Exercise brief - Copy out each line of the material below with no changes.

--- BEGIN Data supplied ---

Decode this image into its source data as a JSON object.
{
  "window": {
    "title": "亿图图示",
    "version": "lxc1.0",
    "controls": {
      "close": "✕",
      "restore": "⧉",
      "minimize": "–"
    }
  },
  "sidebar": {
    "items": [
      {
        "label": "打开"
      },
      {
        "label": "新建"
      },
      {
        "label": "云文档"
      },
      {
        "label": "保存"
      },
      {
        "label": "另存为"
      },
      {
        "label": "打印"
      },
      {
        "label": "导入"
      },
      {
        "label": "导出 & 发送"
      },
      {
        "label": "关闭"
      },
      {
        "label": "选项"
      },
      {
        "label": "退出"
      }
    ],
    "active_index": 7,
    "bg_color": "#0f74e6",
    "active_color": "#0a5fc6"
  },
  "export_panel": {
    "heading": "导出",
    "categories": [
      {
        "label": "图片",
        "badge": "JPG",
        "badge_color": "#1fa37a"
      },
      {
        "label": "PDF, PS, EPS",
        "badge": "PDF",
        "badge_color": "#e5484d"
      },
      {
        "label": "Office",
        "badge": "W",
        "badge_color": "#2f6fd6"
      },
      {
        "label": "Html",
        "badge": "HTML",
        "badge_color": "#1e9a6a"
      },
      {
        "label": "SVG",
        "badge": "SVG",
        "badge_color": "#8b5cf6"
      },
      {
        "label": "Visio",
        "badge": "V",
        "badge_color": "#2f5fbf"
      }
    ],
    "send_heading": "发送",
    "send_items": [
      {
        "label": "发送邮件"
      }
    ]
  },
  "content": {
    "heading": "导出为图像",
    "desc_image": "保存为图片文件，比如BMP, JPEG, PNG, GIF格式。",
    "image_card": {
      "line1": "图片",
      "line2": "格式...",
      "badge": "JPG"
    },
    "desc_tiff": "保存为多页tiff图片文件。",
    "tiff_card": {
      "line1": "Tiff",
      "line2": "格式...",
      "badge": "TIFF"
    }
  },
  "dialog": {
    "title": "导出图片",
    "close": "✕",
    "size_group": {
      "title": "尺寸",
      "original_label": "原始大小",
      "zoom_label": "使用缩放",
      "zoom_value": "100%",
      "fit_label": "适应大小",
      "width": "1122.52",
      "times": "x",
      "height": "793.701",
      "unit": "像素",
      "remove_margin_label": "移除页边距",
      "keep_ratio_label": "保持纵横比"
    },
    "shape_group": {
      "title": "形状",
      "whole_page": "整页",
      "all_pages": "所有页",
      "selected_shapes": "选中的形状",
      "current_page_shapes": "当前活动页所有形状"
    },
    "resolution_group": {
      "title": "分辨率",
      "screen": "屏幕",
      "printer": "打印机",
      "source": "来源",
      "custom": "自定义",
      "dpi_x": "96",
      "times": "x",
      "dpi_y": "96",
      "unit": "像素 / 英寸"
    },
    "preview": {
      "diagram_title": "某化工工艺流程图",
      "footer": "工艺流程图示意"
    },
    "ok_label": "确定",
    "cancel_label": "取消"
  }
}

--- END Data supplied ---

Task answer -
Decode this image into its source data as a JSON object.
{
  "window": {
    "title": "亿图图示",
    "version": "lxc1.0",
    "controls": {
      "close": "✕",
      "restore": "⧉",
      "minimize": "–"
    }
  },
  "sidebar": {
    "items": [
      {
        "label": "打开"
      },
      {
        "label": "新建"
      },
      {
        "label": "云文档"
      },
      {
        "label": "保存"
      },
      {
        "label": "另存为"
      },
      {
        "label": "打印"
      },
      {
        "label": "导入"
      },
      {
        "label": "导出 & 发送"
      },
      {
        "label": "关闭"
      },
      {
        "label": "选项"
      },
      {
        "label": "退出"
      }
    ],
    "active_index": 7,
    "bg_color": "#0f74e6",
    "active_color": "#0a5fc6"
  },
  "export_panel": {
    "heading": "导出",
    "categories": [
      {
        "label": "图片",
        "badge": "JPG",
        "badge_color": "#1fa37a"
      },
      {
        "label": "PDF, PS, EPS",
        "badge": "PDF",
        "badge_color": "#e5484d"
      },
      {
        "label": "Office",
        "badge": "W",
        "badge_color": "#2f6fd6"
      },
      {
        "label": "Html",
        "badge": "HTML",
        "badge_color": "#1e9a6a"
      },
      {
        "label": "SVG",
        "badge": "SVG",
        "badge_color": "#8b5cf6"
      },
      {
        "label": "Visio",
        "badge": "V",
        "badge_color": "#2f5fbf"
      }
    ],
    "send_heading": "发送",
    "send_items": [
      {
        "label": "发送邮件"
      }
    ]
  },
  "content": {
    "heading": "导出为图像",
    "desc_image": "保存为图片文件，比如BMP, JPEG, PNG, GIF格式。",
    "image_card": {
      "line1": "图片",
      "line2": "格式...",
      "badge": "JPG"
    },
    "desc_tiff": "保存为多页tiff图片文件。",
    "tiff_card": {
      "line1": "Tiff",
      "line2": "格式...",
      "badge": "TIFF"
    }
  },
  "dialog": {
    "title": "导出图片",
    "close": "✕",
    "size_group": {
      "title": "尺寸",
      "original_label": "原始大小",
      "zoom_label": "使用缩放",
      "zoom_value": "100%",
      "fit_label": "适应大小",
      "width": "1122.52",
      "times": "x",
      "height": "793.701",
      "unit": "像素",
      "remove_margin_label": "移除页边距",
      "keep_ratio_label": "保持纵横比"
    },
    "shape_group": {
      "title": "形状",
      "whole_page": "整页",
      "all_pages": "所有页",
      "selected_shapes": "选中的形状",
      "current_page_shapes": "当前活动页所有形状"
    },
    "resolution_group": {
      "title": "分辨率",
      "screen": "屏幕",
      "printer": "打印机",
      "source": "来源",
      "custom": "自定义",
      "dpi_x": "96",
      "times": "x",
      "dpi_y": "96",
      "unit": "像素 / 英寸"
    },
    "preview": {
      "diagram_title": "某化工工艺流程图",
      "footer": "工艺流程图示意"
    },
    "ok_label": "确定",
    "cancel_label": "取消"
  }
}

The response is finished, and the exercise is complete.